◆ INSTRUCTIONS FOR THE TASK ◆
Gather the lines below that include the string "ylabel", copying each in full.

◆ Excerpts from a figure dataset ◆
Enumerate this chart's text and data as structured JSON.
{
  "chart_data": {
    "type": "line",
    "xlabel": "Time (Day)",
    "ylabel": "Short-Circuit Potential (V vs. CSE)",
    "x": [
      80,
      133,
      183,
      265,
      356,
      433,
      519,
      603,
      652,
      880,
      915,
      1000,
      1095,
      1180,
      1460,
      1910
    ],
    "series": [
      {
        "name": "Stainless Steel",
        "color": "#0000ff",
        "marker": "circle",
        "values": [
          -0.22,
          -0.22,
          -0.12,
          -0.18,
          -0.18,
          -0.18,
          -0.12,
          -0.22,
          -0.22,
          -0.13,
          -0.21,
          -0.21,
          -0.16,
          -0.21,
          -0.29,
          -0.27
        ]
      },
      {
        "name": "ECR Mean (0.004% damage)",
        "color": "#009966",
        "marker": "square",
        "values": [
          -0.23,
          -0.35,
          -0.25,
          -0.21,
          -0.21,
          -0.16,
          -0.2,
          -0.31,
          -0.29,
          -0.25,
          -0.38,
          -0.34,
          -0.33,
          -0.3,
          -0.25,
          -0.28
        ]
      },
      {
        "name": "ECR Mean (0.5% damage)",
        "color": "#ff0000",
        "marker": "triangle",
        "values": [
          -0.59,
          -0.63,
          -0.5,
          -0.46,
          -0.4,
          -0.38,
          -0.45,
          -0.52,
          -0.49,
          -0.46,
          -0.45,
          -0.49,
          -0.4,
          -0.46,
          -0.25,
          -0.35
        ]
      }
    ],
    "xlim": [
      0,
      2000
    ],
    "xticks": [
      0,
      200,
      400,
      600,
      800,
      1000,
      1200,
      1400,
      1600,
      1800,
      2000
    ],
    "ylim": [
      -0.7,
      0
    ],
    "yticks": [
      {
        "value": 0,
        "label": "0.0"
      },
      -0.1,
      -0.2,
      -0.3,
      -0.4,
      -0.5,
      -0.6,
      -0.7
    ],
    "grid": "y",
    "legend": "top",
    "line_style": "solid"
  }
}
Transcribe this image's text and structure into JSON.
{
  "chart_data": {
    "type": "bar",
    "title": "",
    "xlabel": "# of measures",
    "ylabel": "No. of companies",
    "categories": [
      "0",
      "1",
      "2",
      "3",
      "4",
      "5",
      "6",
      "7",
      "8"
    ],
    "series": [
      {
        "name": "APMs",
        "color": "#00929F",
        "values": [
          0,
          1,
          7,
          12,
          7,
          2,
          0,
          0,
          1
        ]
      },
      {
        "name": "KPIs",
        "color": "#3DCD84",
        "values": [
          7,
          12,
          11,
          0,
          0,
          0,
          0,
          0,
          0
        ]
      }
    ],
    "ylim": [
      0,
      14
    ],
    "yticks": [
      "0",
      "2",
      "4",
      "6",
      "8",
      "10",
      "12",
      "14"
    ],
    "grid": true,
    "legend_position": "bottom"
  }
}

◆ RESULT FOR THIS TASK ◆
    "ylabel": "Short-Circuit Potential (V vs. CSE)",
    "ylabel": "No. of companies",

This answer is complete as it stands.